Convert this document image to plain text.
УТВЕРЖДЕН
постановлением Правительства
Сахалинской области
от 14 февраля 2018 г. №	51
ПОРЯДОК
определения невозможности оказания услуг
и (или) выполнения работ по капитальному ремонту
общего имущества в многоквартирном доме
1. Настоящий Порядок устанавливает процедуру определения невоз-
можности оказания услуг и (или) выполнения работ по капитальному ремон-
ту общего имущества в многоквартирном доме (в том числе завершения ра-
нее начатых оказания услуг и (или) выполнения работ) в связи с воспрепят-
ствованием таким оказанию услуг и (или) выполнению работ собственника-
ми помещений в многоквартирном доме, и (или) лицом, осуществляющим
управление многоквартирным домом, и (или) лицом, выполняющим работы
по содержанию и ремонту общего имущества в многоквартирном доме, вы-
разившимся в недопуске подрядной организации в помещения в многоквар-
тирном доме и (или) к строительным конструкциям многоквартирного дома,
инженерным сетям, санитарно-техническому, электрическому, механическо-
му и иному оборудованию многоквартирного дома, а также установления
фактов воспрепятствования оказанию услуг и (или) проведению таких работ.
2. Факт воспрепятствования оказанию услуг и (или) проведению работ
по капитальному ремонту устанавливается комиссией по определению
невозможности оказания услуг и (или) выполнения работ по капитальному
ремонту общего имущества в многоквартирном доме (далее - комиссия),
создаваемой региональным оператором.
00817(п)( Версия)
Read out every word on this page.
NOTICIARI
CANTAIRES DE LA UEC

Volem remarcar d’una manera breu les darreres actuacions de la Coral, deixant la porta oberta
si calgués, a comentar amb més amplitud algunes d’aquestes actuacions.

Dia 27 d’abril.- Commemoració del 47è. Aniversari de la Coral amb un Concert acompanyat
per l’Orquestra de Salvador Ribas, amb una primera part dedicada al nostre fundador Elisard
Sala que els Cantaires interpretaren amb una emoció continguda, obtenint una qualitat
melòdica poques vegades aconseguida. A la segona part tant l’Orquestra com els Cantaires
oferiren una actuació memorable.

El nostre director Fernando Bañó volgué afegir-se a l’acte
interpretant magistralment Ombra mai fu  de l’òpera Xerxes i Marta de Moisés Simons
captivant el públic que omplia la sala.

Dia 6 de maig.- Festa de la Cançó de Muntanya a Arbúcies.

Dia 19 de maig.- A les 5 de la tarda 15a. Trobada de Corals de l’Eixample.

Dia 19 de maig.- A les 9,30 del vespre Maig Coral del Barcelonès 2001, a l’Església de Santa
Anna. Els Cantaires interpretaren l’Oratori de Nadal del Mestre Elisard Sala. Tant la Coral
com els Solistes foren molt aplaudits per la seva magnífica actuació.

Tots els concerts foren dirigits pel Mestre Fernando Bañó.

*The problem*. Reproduce exactly the line containing "Read out every word on this page." and every line after it through the end of the records above, and nothing else.

*Task result*.
Read out every word on this page.
NOTICIARI
CANTAIRES DE LA UEC

Volem remarcar d’una manera breu les darreres actuacions de la Coral, deixant la porta oberta
si calgués, a comentar amb més amplitud algunes d’aquestes actuacions.

Dia 27 d’abril.- Commemoració del 47è. Aniversari de la Coral amb un Concert acompanyat
per l’Orquestra de Salvador Ribas, amb una primera part dedicada al nostre fundador Elisard
Sala que els Cantaires interpretaren amb una emoció continguda, obtenint una qualitat
melòdica poques vegades aconseguida. A la segona part tant l’Orquestra com els Cantaires
oferiren una actuació memorable.

El nostre director Fernando Bañó volgué afegir-se a l’acte
interpretant magistralment Ombra mai fu  de l’òpera Xerxes i Marta de Moisés Simons
captivant el públic que omplia la sala.

Dia 6 de maig.- Festa de la Cançó de Muntanya a Arbúcies.

Dia 19 de maig.- A les 5 de la tarda 15a. Trobada de Corals de l’Eixample.

Dia 19 de maig.- A les 9,30 del vespre Maig Coral del Barcelonès 2001, a l’Església de Santa
Anna. Els Cantaires interpretaren l’Oratori de Nadal del Mestre Elisard Sala. Tant la Coral
com els Solistes foren molt aplaudits per la seva magnífica actuació.

Tots els concerts foren dirigits pel Mestre Fernando Bañó.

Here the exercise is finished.